→ Data shown:
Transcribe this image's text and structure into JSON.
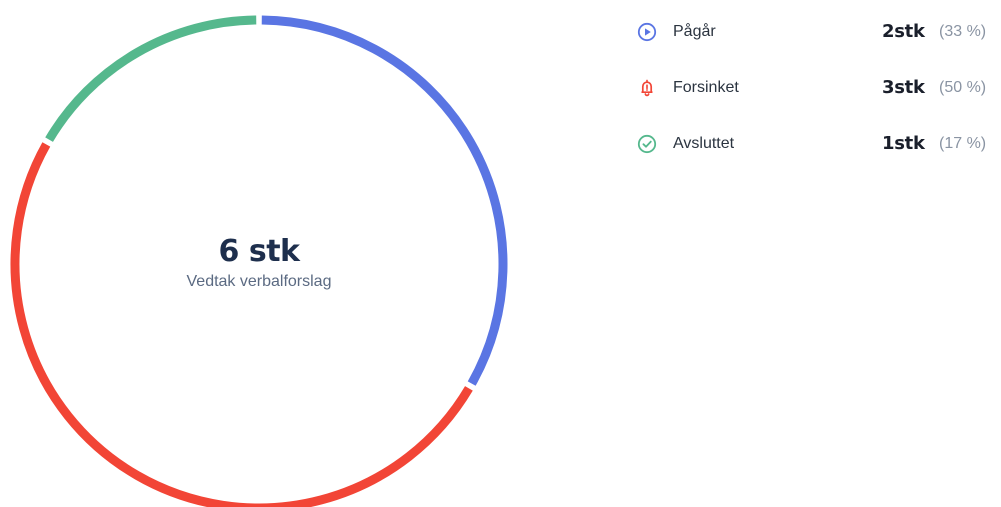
{
  "colors": {
    "in_progress": "#5a75e3",
    "delayed": "#f24536",
    "completed": "#55b88d",
    "text_dark": "#1e2f4d",
    "text_muted": "#8a94a3"
  },
  "center": {
    "total": "6 stk",
    "subtitle": "Vedtak verbalforslag"
  },
  "legend": [
    {
      "label": "Pågår",
      "count": "2stk",
      "percent": "(33 %)",
      "icon": "play-circle-icon"
    },
    {
      "label": "Forsinket",
      "count": "3stk",
      "percent": "(50 %)",
      "icon": "bell-alert-icon"
    },
    {
      "label": "Avsluttet",
      "count": "1stk",
      "percent": "(17 %)",
      "icon": "check-circle-icon"
    }
  ],
  "chart_data": {
    "type": "pie",
    "donut": true,
    "categories": [
      "Pågår",
      "Forsinket",
      "Avsluttet"
    ],
    "values": [
      2,
      3,
      1
    ],
    "colors": [
      "#5a75e3",
      "#f24536",
      "#55b88d"
    ],
    "total": 6
  }
}
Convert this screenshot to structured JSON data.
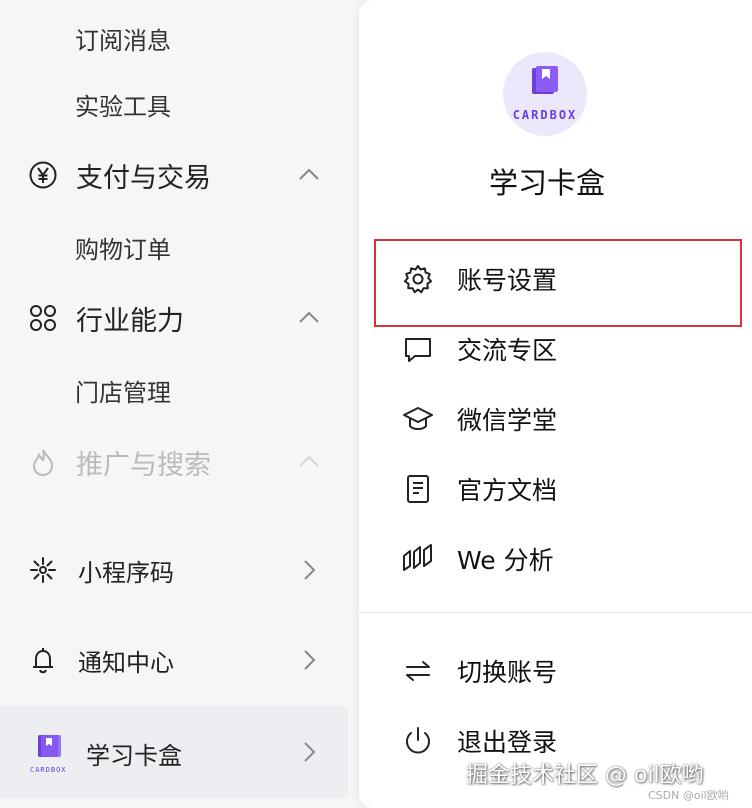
{
  "sidebar": {
    "items": [
      {
        "label": "订阅消息"
      },
      {
        "label": "实验工具"
      },
      {
        "label": "支付与交易",
        "icon": "yen-circle-icon"
      },
      {
        "label": "购物订单"
      },
      {
        "label": "行业能力",
        "icon": "nodes-icon"
      },
      {
        "label": "门店管理"
      },
      {
        "label": "推广与搜索",
        "icon": "flame-icon"
      },
      {
        "label": "小程序码",
        "icon": "qrcode-burst-icon"
      },
      {
        "label": "通知中心",
        "icon": "bell-icon"
      },
      {
        "label": "学习卡盒",
        "icon": "cardbox-logo"
      }
    ],
    "logo_small_text": "CARDBOX"
  },
  "panel": {
    "logo_text": "CARDBOX",
    "app_name": "学习卡盒",
    "menu": [
      {
        "label": "账号设置",
        "icon": "gear-icon"
      },
      {
        "label": "交流专区",
        "icon": "chat-icon"
      },
      {
        "label": "微信学堂",
        "icon": "graduation-cap-icon"
      },
      {
        "label": "官方文档",
        "icon": "document-icon"
      },
      {
        "label": "We 分析",
        "icon": "analytics-icon"
      },
      {
        "label": "切换账号",
        "icon": "switch-arrows-icon"
      },
      {
        "label": "退出登录",
        "icon": "power-icon"
      }
    ]
  },
  "watermark": {
    "text": "掘金技术社区 @ oil欧哟",
    "csdn": "CSDN @oil欧哟"
  },
  "colors": {
    "highlight_border": "#d8323a",
    "logo_bg": "#ece8fb",
    "logo_purple": "#6b3fd8"
  }
}
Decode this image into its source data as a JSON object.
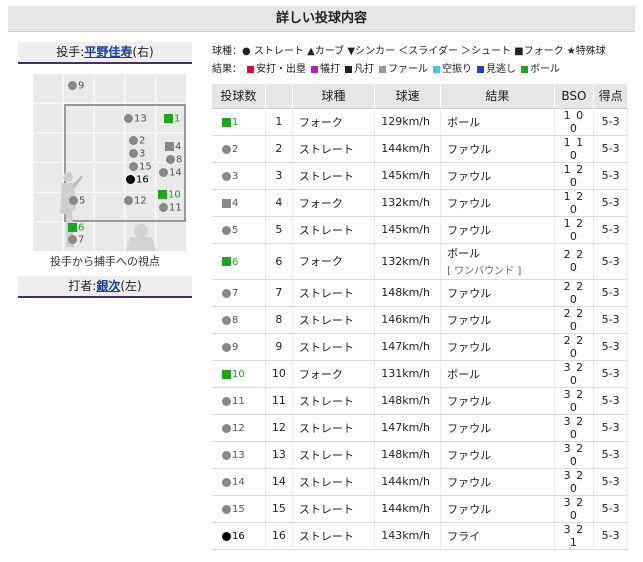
{
  "title": "詳しい投球内容",
  "pitcher": {
    "prefix": "投手:",
    "name": "平野佳寿",
    "hand": "(右)"
  },
  "batter": {
    "prefix": "打者:",
    "name": "銀次",
    "hand": "(左)"
  },
  "zone_caption": "投手から捕手への視点",
  "legend": {
    "types_line": "球種：● ストレート ▲カーブ ▼シンカー ＜スライダー ＞シュート ■フォーク ★特殊球",
    "results_label": "結果：",
    "results": [
      {
        "label": "安打・出塁",
        "color": "#e8003a"
      },
      {
        "label": "犠打",
        "color": "#c21ab0"
      },
      {
        "label": "凡打",
        "color": "#222222"
      },
      {
        "label": "ファール",
        "color": "#999999"
      },
      {
        "label": "空振り",
        "color": "#3fc7e0"
      },
      {
        "label": "見逃し",
        "color": "#1f3fd0"
      },
      {
        "label": "ボール",
        "color": "#1ea51e"
      }
    ]
  },
  "zone_markers": [
    {
      "num": "9",
      "shape": "circle",
      "color": "gray"
    },
    {
      "num": "13",
      "shape": "circle",
      "color": "gray"
    },
    {
      "num": "1",
      "shape": "square",
      "color": "green"
    },
    {
      "num": "2",
      "shape": "circle",
      "color": "gray"
    },
    {
      "num": "3",
      "shape": "circle",
      "color": "gray"
    },
    {
      "num": "4",
      "shape": "square",
      "color": "gray"
    },
    {
      "num": "8",
      "shape": "circle",
      "color": "gray"
    },
    {
      "num": "15",
      "shape": "circle",
      "color": "gray"
    },
    {
      "num": "14",
      "shape": "circle",
      "color": "gray"
    },
    {
      "num": "16",
      "shape": "circle",
      "color": "black"
    },
    {
      "num": "10",
      "shape": "square",
      "color": "green"
    },
    {
      "num": "5",
      "shape": "circle",
      "color": "gray"
    },
    {
      "num": "12",
      "shape": "circle",
      "color": "gray"
    },
    {
      "num": "11",
      "shape": "circle",
      "color": "gray"
    },
    {
      "num": "6",
      "shape": "square",
      "color": "green"
    },
    {
      "num": "7",
      "shape": "circle",
      "color": "gray"
    }
  ],
  "table": {
    "headers": [
      "投球数",
      "球種",
      "球速",
      "結果",
      "BSO",
      "得点"
    ],
    "rows": [
      {
        "mark": "1",
        "shape": "square",
        "color": "green",
        "no": "1",
        "type": "フォーク",
        "speed": "129km/h",
        "result": "ボール",
        "note": "",
        "bso": "100",
        "score": "5-3"
      },
      {
        "mark": "2",
        "shape": "circle",
        "color": "gray",
        "no": "2",
        "type": "ストレート",
        "speed": "144km/h",
        "result": "ファウル",
        "note": "",
        "bso": "110",
        "score": "5-3"
      },
      {
        "mark": "3",
        "shape": "circle",
        "color": "gray",
        "no": "3",
        "type": "ストレート",
        "speed": "145km/h",
        "result": "ファウル",
        "note": "",
        "bso": "120",
        "score": "5-3"
      },
      {
        "mark": "4",
        "shape": "square",
        "color": "gray",
        "no": "4",
        "type": "フォーク",
        "speed": "132km/h",
        "result": "ファウル",
        "note": "",
        "bso": "120",
        "score": "5-3"
      },
      {
        "mark": "5",
        "shape": "circle",
        "color": "gray",
        "no": "5",
        "type": "ストレート",
        "speed": "145km/h",
        "result": "ファウル",
        "note": "",
        "bso": "120",
        "score": "5-3"
      },
      {
        "mark": "6",
        "shape": "square",
        "color": "green",
        "no": "6",
        "type": "フォーク",
        "speed": "132km/h",
        "result": "ボール",
        "note": "[ ワンバウンド ]",
        "bso": "220",
        "score": "5-3"
      },
      {
        "mark": "7",
        "shape": "circle",
        "color": "gray",
        "no": "7",
        "type": "ストレート",
        "speed": "148km/h",
        "result": "ファウル",
        "note": "",
        "bso": "220",
        "score": "5-3"
      },
      {
        "mark": "8",
        "shape": "circle",
        "color": "gray",
        "no": "8",
        "type": "ストレート",
        "speed": "146km/h",
        "result": "ファウル",
        "note": "",
        "bso": "220",
        "score": "5-3"
      },
      {
        "mark": "9",
        "shape": "circle",
        "color": "gray",
        "no": "9",
        "type": "ストレート",
        "speed": "147km/h",
        "result": "ファウル",
        "note": "",
        "bso": "220",
        "score": "5-3"
      },
      {
        "mark": "10",
        "shape": "square",
        "color": "green",
        "no": "10",
        "type": "フォーク",
        "speed": "131km/h",
        "result": "ボール",
        "note": "",
        "bso": "320",
        "score": "5-3"
      },
      {
        "mark": "11",
        "shape": "circle",
        "color": "gray",
        "no": "11",
        "type": "ストレート",
        "speed": "148km/h",
        "result": "ファウル",
        "note": "",
        "bso": "320",
        "score": "5-3"
      },
      {
        "mark": "12",
        "shape": "circle",
        "color": "gray",
        "no": "12",
        "type": "ストレート",
        "speed": "147km/h",
        "result": "ファウル",
        "note": "",
        "bso": "320",
        "score": "5-3"
      },
      {
        "mark": "13",
        "shape": "circle",
        "color": "gray",
        "no": "13",
        "type": "ストレート",
        "speed": "148km/h",
        "result": "ファウル",
        "note": "",
        "bso": "320",
        "score": "5-3"
      },
      {
        "mark": "14",
        "shape": "circle",
        "color": "gray",
        "no": "14",
        "type": "ストレート",
        "speed": "144km/h",
        "result": "ファウル",
        "note": "",
        "bso": "320",
        "score": "5-3"
      },
      {
        "mark": "15",
        "shape": "circle",
        "color": "gray",
        "no": "15",
        "type": "ストレート",
        "speed": "144km/h",
        "result": "ファウル",
        "note": "",
        "bso": "320",
        "score": "5-3"
      },
      {
        "mark": "16",
        "shape": "circle",
        "color": "black",
        "no": "16",
        "type": "ストレート",
        "speed": "143km/h",
        "result": "フライ",
        "note": "",
        "bso": "321",
        "score": "5-3"
      }
    ]
  }
}
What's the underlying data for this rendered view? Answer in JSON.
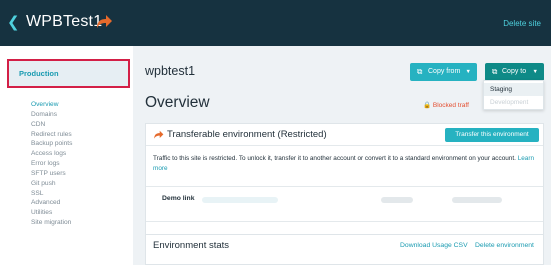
{
  "header": {
    "site_title": "WPBTest1",
    "delete_site": "Delete site"
  },
  "sidebar": {
    "environment": "Production",
    "items": [
      {
        "label": "Overview",
        "active": true
      },
      {
        "label": "Domains"
      },
      {
        "label": "CDN"
      },
      {
        "label": "Redirect rules"
      },
      {
        "label": "Backup points"
      },
      {
        "label": "Access logs"
      },
      {
        "label": "Error logs"
      },
      {
        "label": "SFTP users"
      },
      {
        "label": "Git push"
      },
      {
        "label": "SSL"
      },
      {
        "label": "Advanced"
      },
      {
        "label": "Utilities"
      },
      {
        "label": "Site migration"
      }
    ]
  },
  "main": {
    "env_name": "wpbtest1",
    "copy_from": "Copy from",
    "copy_to": "Copy to",
    "dropdown": {
      "staging": "Staging",
      "development": "Development"
    },
    "overview_title": "Overview",
    "blocked_badge": "Blocked traff",
    "transfer_card": {
      "title": "Transferable environment (Restricted)",
      "transfer_button": "Transfer this environment",
      "notice": "Traffic to this site is restricted. To unlock it, transfer it to another account or convert it to a standard environment on your account.",
      "learn_more": "Learn more",
      "demo_link_label": "Demo link"
    },
    "stats_card": {
      "title": "Environment stats",
      "download_csv": "Download Usage CSV",
      "delete_environment": "Delete environment"
    }
  },
  "colors": {
    "header_bg": "#163240",
    "accent": "#26b2c1",
    "accent_dark": "#0e8a87",
    "highlight_border": "#d31f46",
    "warning": "#e44d2e"
  }
}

→ Task statement:
Report only how many lines of the listing hold the word "this".

→ Correct answer:
6